Please print the full listing exactly.

Provided data:

--------

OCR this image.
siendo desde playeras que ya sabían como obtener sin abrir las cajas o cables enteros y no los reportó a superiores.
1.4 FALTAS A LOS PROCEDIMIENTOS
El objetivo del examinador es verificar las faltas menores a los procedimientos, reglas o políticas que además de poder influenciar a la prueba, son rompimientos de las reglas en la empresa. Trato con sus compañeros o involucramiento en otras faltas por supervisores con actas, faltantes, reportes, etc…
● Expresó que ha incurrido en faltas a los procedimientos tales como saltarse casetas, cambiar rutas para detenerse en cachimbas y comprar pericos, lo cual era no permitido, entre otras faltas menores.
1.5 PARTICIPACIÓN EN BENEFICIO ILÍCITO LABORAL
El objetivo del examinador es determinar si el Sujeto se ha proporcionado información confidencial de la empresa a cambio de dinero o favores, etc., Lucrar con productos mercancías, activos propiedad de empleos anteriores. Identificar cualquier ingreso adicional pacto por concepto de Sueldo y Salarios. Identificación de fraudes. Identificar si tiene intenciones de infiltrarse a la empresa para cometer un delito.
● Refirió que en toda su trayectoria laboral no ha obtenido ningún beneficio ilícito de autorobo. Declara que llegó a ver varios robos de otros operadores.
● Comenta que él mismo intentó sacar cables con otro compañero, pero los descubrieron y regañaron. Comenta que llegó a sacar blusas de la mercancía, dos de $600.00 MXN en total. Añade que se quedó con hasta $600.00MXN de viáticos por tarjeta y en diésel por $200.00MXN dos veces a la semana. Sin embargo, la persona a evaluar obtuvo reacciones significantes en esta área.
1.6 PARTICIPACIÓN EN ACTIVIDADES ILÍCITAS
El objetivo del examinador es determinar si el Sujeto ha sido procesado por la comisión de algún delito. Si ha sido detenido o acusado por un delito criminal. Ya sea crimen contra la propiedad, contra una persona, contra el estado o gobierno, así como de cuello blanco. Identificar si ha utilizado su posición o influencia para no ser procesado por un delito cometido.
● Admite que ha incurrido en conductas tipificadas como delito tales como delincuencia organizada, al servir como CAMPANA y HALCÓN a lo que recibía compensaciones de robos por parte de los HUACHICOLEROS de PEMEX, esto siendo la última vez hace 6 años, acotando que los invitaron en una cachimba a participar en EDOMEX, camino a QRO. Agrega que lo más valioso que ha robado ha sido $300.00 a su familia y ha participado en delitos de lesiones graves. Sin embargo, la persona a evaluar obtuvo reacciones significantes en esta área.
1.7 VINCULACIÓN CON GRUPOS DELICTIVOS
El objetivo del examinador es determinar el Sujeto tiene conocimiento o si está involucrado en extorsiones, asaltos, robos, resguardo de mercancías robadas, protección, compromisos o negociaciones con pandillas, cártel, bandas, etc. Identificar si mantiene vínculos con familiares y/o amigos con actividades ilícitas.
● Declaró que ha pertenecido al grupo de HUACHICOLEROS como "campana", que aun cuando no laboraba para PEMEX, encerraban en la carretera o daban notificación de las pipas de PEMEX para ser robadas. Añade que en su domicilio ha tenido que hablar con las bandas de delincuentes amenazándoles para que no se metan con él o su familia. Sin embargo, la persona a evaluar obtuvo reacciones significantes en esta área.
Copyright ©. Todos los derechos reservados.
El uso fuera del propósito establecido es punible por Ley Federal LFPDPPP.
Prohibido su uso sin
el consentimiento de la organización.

--------

Right answer:
OCR this image.
siendo desde playeras que ya sabían como obtener sin abrir las cajas o cables enteros y no los reportó a superiores.
1.4 FALTAS A LOS PROCEDIMIENTOS
El objetivo del examinador es verificar las faltas menores a los procedimientos, reglas o políticas que además de poder influenciar a la prueba, son rompimientos de las reglas en la empresa. Trato con sus compañeros o involucramiento en otras faltas por supervisores con actas, faltantes, reportes, etc…
● Expresó que ha incurrido en faltas a los procedimientos tales como saltarse casetas, cambiar rutas para detenerse en cachimbas y comprar pericos, lo cual era no permitido, entre otras faltas menores.
1.5 PARTICIPACIÓN EN BENEFICIO ILÍCITO LABORAL
El objetivo del examinador es determinar si el Sujeto se ha proporcionado información confidencial de la empresa a cambio de dinero o favores, etc., Lucrar con productos mercancías, activos propiedad de empleos anteriores. Identificar cualquier ingreso adicional pacto por concepto de Sueldo y Salarios. Identificación de fraudes. Identificar si tiene intenciones de infiltrarse a la empresa para cometer un delito.
● Refirió que en toda su trayectoria laboral no ha obtenido ningún beneficio ilícito de autorobo. Declara que llegó a ver varios robos de otros operadores.
● Comenta que él mismo intentó sacar cables con otro compañero, pero los descubrieron y regañaron. Comenta que llegó a sacar blusas de la mercancía, dos de $600.00 MXN en total. Añade que se quedó con hasta $600.00MXN de viáticos por tarjeta y en diésel por $200.00MXN dos veces a la semana. Sin embargo, la persona a evaluar obtuvo reacciones significantes en esta área.
1.6 PARTICIPACIÓN EN ACTIVIDADES ILÍCITAS
El objetivo del examinador es determinar si el Sujeto ha sido procesado por la comisión de algún delito. Si ha sido detenido o acusado por un delito criminal. Ya sea crimen contra la propiedad, contra una persona, contra el estado o gobierno, así como de cuello blanco. Identificar si ha utilizado su posición o influencia para no ser procesado por un delito cometido.
● Admite que ha incurrido en conductas tipificadas como delito tales como delincuencia organizada, al servir como CAMPANA y HALCÓN a lo que recibía compensaciones de robos por parte de los HUACHICOLEROS de PEMEX, esto siendo la última vez hace 6 años, acotando que los invitaron en una cachimba a participar en EDOMEX, camino a QRO. Agrega que lo más valioso que ha robado ha sido $300.00 a su familia y ha participado en delitos de lesiones graves. Sin embargo, la persona a evaluar obtuvo reacciones significantes en esta área.
1.7 VINCULACIÓN CON GRUPOS DELICTIVOS
El objetivo del examinador es determinar el Sujeto tiene conocimiento o si está involucrado en extorsiones, asaltos, robos, resguardo de mercancías robadas, protección, compromisos o negociaciones con pandillas, cártel, bandas, etc. Identificar si mantiene vínculos con familiares y/o amigos con actividades ilícitas.
● Declaró que ha pertenecido al grupo de HUACHICOLEROS como "campana", que aun cuando no laboraba para PEMEX, encerraban en la carretera o daban notificación de las pipas de PEMEX para ser robadas. Añade que en su domicilio ha tenido que hablar con las bandas de delincuentes amenazándoles para que no se metan con él o su familia. Sin embargo, la persona a evaluar obtuvo reacciones significantes en esta área.
Copyright ©. Todos los derechos reservados.
El uso fuera del propósito establecido es punible por Ley Federal LFPDPPP.
Prohibido su uso sin
el consentimiento de la organización.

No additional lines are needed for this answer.